- [Recorded data]
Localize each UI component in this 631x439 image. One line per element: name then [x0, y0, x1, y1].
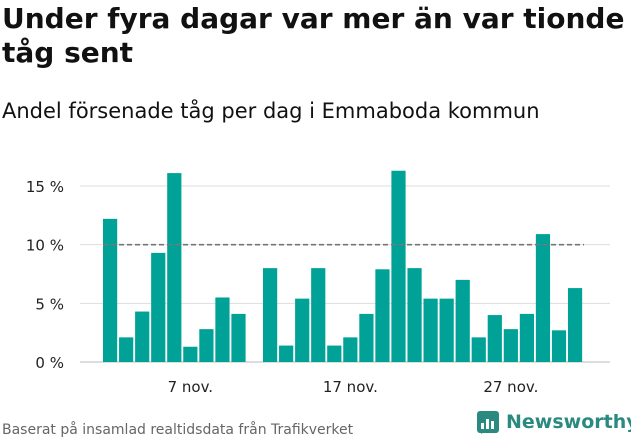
bar — [535, 234, 551, 362]
bar — [311, 268, 326, 362]
x-tick-label: 17 nov. — [323, 378, 378, 396]
bar — [263, 268, 278, 362]
bar — [455, 279, 470, 362]
chart-title: Under fyra dagar var mer än var tionde t… — [2, 2, 625, 69]
bar — [183, 346, 198, 362]
brand-logo[interactable]: Newsworthy — [476, 408, 631, 436]
bar — [391, 170, 406, 362]
y-axis-tick-labels: 0 % 5 % 10 % 15 % — [26, 178, 64, 372]
bar — [343, 337, 358, 362]
newsworthy-logo-icon — [477, 411, 499, 434]
bar — [135, 311, 150, 362]
bar — [279, 345, 294, 362]
bar — [167, 173, 182, 362]
chart-subtitle: Andel försenade tåg per dag i Emmaboda k… — [2, 99, 540, 123]
bar — [327, 345, 342, 362]
y-tick-label: 5 % — [35, 295, 64, 313]
bar — [215, 297, 230, 362]
bar — [375, 269, 390, 362]
bar — [423, 298, 438, 362]
bar — [551, 330, 567, 362]
bar — [119, 337, 134, 362]
bar — [151, 252, 166, 362]
y-tick-label: 10 % — [26, 237, 64, 255]
x-axis-tick-labels: 7 nov. 17 nov. 27 nov. — [168, 378, 539, 396]
bar — [295, 298, 310, 362]
bar — [503, 329, 518, 362]
bar — [359, 313, 374, 362]
source-note: Baserat på insamlad realtidsdata från Tr… — [2, 422, 354, 438]
bar — [103, 218, 118, 362]
x-tick-label: 7 nov. — [168, 378, 213, 396]
bar — [439, 298, 454, 362]
bar — [407, 268, 422, 362]
bar — [487, 315, 502, 362]
bars — [103, 170, 583, 362]
bar — [199, 329, 214, 362]
y-tick-label: 0 % — [35, 354, 64, 372]
bar — [471, 337, 486, 362]
y-tick-label: 15 % — [26, 178, 64, 196]
bar — [567, 288, 583, 362]
bar — [519, 313, 534, 362]
bar — [231, 313, 246, 362]
brand-name: Newsworthy — [506, 411, 631, 433]
x-tick-label: 27 nov. — [483, 378, 538, 396]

- [Objective] Copy every line of the records above without changing anything, but leave out the picture.

- [Full response]
Localize each UI component in this 631x439 image. One line per element: name then [x0, y0, x1, y1].
bar — [535, 234, 551, 362]
bar — [311, 268, 326, 362]
x-tick-label: 17 nov. — [323, 378, 378, 396]
bar — [263, 268, 278, 362]
bar — [455, 279, 470, 362]
chart-title: Under fyra dagar var mer än var tionde t… — [2, 2, 625, 69]
bar — [183, 346, 198, 362]
brand-logo[interactable]: Newsworthy — [476, 408, 631, 436]
bar — [391, 170, 406, 362]
y-axis-tick-labels: 0 % 5 % 10 % 15 % — [26, 178, 64, 372]
bar — [343, 337, 358, 362]
newsworthy-logo-icon — [477, 411, 499, 434]
bar — [135, 311, 150, 362]
bar — [279, 345, 294, 362]
bar — [167, 173, 182, 362]
chart-subtitle: Andel försenade tåg per dag i Emmaboda k… — [2, 99, 540, 123]
bar — [327, 345, 342, 362]
y-tick-label: 5 % — [35, 295, 64, 313]
bar — [215, 297, 230, 362]
bar — [375, 269, 390, 362]
bar — [423, 298, 438, 362]
bar — [551, 330, 567, 362]
bar — [119, 337, 134, 362]
bar — [151, 252, 166, 362]
y-tick-label: 10 % — [26, 237, 64, 255]
x-axis-tick-labels: 7 nov. 17 nov. 27 nov. — [168, 378, 539, 396]
bar — [295, 298, 310, 362]
bar — [503, 329, 518, 362]
bar — [359, 313, 374, 362]
source-note: Baserat på insamlad realtidsdata från Tr… — [2, 422, 354, 438]
bar — [103, 218, 118, 362]
x-tick-label: 7 nov. — [168, 378, 213, 396]
bar — [439, 298, 454, 362]
bar — [407, 268, 422, 362]
bar — [487, 315, 502, 362]
bars — [103, 170, 583, 362]
bar — [199, 329, 214, 362]
y-tick-label: 0 % — [35, 354, 64, 372]
bar — [471, 337, 486, 362]
y-tick-label: 15 % — [26, 178, 64, 196]
bar — [567, 288, 583, 362]
bar — [519, 313, 534, 362]
bar — [231, 313, 246, 362]
brand-name: Newsworthy — [506, 411, 631, 433]
x-tick-label: 27 nov. — [483, 378, 538, 396]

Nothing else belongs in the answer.